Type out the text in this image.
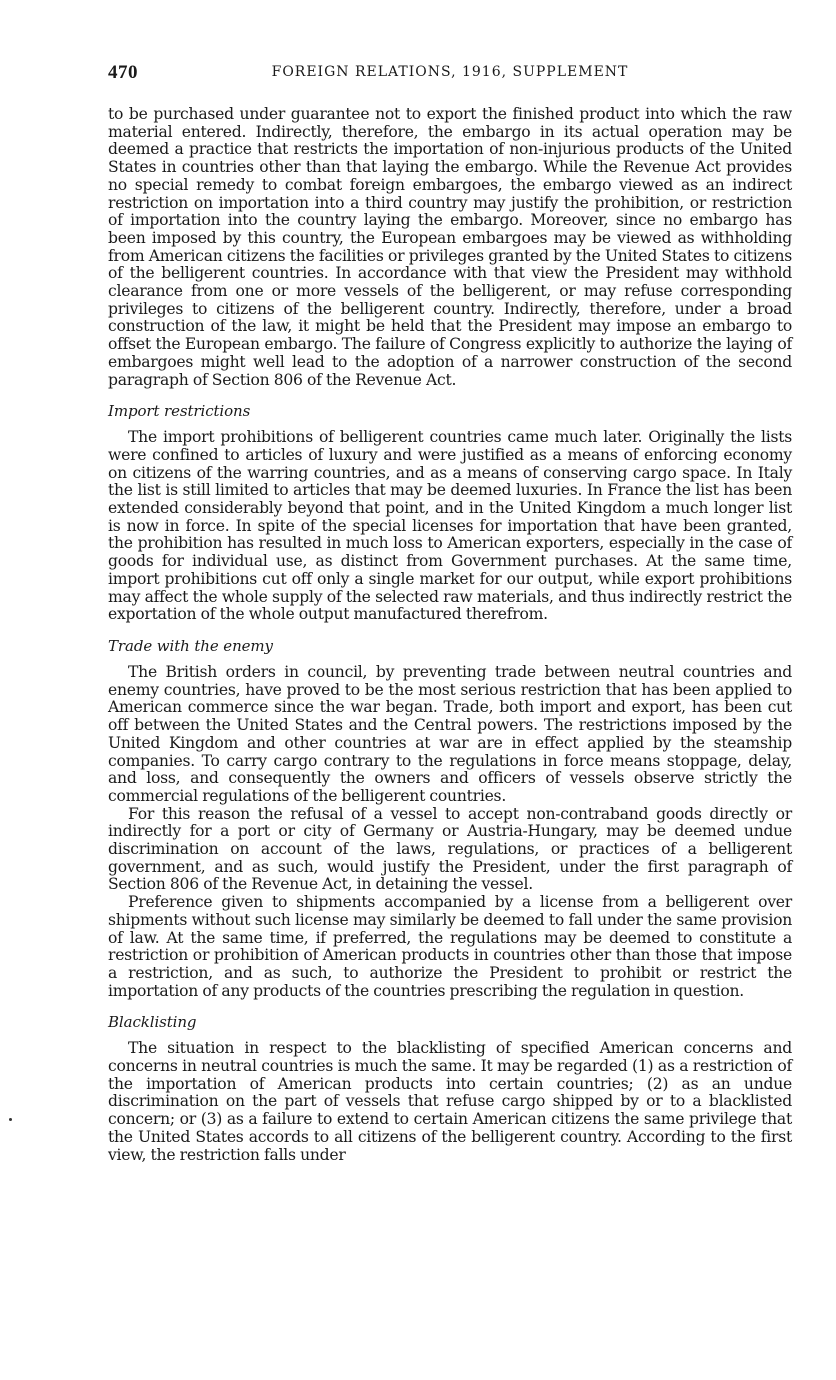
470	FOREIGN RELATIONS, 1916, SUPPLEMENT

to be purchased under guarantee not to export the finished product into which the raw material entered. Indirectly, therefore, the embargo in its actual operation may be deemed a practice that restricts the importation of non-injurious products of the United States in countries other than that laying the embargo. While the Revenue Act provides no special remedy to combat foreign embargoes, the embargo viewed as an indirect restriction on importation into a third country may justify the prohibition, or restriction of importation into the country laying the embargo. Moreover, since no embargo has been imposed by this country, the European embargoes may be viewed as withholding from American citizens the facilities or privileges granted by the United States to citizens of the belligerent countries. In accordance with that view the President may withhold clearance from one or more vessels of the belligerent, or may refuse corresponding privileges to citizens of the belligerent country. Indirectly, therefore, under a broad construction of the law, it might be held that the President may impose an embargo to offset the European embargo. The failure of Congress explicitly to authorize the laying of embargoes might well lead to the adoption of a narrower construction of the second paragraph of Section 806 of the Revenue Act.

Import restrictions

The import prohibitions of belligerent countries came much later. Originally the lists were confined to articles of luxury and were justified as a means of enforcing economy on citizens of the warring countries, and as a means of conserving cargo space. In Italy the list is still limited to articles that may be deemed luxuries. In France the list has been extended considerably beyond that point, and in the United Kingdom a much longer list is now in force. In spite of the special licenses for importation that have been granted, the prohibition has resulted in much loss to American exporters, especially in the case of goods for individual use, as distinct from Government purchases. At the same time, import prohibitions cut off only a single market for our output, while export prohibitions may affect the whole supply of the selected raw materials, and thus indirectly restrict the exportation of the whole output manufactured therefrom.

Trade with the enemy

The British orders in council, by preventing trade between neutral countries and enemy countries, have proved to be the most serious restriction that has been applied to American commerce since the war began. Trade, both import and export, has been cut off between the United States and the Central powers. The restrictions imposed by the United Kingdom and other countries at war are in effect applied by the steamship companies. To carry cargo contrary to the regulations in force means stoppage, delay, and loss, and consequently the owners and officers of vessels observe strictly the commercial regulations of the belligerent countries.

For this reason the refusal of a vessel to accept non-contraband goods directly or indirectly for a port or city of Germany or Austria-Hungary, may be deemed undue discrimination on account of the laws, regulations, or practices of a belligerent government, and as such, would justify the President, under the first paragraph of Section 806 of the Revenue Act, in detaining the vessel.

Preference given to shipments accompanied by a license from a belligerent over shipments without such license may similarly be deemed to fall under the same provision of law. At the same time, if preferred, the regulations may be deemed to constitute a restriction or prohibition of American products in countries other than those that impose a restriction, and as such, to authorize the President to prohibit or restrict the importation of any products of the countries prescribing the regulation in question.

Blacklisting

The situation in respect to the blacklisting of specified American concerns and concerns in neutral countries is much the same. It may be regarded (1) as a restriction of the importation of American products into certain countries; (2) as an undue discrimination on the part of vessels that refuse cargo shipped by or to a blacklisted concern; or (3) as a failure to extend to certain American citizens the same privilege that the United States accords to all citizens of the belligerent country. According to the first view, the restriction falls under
........
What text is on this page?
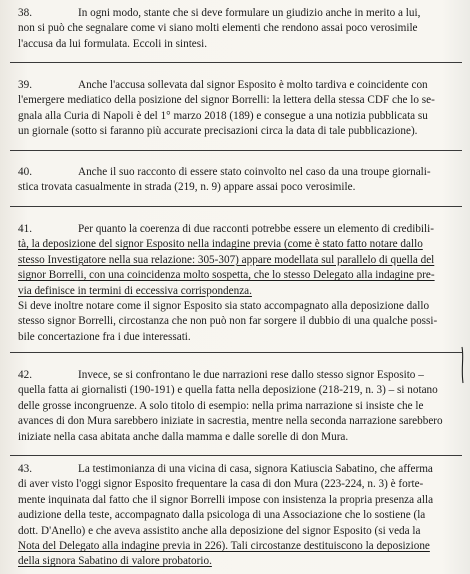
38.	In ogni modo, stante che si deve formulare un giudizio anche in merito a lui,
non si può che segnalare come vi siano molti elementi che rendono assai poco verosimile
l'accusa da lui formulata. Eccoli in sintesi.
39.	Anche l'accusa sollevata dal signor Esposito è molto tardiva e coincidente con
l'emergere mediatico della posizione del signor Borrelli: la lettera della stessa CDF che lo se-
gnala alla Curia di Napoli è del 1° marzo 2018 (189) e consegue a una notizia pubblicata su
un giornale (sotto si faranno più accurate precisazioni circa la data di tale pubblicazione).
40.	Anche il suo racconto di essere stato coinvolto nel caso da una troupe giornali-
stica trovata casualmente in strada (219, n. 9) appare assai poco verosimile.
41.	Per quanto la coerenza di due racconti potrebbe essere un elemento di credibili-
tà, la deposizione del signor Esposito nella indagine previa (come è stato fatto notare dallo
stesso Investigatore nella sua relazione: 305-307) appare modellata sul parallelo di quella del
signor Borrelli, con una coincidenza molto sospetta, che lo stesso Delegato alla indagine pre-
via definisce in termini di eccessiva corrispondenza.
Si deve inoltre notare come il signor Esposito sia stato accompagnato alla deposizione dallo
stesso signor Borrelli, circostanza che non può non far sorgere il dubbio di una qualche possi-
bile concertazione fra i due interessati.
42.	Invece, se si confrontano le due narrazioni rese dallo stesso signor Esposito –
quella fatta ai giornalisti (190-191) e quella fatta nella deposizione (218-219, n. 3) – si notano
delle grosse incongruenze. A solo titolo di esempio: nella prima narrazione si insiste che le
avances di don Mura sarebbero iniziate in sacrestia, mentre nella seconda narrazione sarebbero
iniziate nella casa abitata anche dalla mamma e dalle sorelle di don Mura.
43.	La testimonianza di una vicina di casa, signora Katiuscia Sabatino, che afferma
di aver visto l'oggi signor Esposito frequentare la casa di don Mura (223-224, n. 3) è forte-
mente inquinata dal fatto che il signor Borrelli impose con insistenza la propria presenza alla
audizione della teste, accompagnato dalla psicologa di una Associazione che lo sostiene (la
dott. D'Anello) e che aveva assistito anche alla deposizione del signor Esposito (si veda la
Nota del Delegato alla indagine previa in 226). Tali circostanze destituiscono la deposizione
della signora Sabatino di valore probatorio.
........
» Set problem:
Pull out all lines from the entries above in which the word "Borrelli" appears.

» Solution to the exercise:
l'emergere mediatico della posizione del signor Borrelli: la lettera della stessa CDF che lo se-
signor Borrelli, con una coincidenza molto sospetta, che lo stesso Delegato alla indagine pre-
stesso signor Borrelli, circostanza che non può non far sorgere il dubbio di una qualche possi-
mente inquinata dal fatto che il signor Borrelli impose con insistenza la propria presenza alla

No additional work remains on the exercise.